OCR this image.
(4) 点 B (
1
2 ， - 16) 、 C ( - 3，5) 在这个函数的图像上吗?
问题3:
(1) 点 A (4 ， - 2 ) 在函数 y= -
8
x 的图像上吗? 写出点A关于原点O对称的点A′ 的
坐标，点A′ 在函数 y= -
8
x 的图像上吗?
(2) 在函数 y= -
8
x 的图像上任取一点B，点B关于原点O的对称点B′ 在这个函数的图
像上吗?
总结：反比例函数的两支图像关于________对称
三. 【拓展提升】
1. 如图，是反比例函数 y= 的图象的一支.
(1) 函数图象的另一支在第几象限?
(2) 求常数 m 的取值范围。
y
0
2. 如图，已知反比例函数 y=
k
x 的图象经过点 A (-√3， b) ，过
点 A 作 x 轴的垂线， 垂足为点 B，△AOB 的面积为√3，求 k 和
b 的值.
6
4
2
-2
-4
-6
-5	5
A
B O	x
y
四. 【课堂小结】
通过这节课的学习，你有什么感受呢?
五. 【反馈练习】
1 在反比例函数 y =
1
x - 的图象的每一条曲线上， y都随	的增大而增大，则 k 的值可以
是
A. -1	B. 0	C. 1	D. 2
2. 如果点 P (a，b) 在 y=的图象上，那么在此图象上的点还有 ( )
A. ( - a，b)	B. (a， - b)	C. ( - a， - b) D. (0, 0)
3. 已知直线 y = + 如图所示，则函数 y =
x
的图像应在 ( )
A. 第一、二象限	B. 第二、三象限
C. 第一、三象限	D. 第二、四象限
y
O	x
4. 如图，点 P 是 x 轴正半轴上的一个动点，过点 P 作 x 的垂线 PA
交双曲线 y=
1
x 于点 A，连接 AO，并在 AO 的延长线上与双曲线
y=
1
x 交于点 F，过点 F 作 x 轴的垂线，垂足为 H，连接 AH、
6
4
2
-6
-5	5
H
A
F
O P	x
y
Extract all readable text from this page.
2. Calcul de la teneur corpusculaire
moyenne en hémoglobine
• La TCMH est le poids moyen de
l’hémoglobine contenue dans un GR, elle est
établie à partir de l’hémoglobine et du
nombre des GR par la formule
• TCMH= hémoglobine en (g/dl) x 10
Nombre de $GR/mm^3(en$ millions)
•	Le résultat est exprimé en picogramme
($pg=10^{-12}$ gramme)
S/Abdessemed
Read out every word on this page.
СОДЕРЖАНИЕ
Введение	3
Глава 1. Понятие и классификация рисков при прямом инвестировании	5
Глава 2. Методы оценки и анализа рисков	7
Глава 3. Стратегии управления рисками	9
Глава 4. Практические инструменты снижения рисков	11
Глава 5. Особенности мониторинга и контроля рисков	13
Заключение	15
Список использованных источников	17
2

◇ ◇ ◇ ◇

The task:
Each line from the one containing "Extract all readable text from this page." to the end of the listing above should be copied exactly, and nothing else.

Exercise response:
Extract all readable text from this page.
2. Calcul de la teneur corpusculaire
moyenne en hémoglobine
• La TCMH est le poids moyen de
l’hémoglobine contenue dans un GR, elle est
établie à partir de l’hémoglobine et du
nombre des GR par la formule
• TCMH= hémoglobine en (g/dl) x 10
Nombre de $GR/mm^3(en$ millions)
•	Le résultat est exprimé en picogramme
($pg=10^{-12}$ gramme)
S/Abdessemed
Read out every word on this page.
СОДЕРЖАНИЕ
Введение	3
Глава 1. Понятие и классификация рисков при прямом инвестировании	5
Глава 2. Методы оценки и анализа рисков	7
Глава 3. Стратегии управления рисками	9
Глава 4. Практические инструменты снижения рисков	11
Глава 5. Особенности мониторинга и контроля рисков	13
Заключение	15
Список использованных источников	17
2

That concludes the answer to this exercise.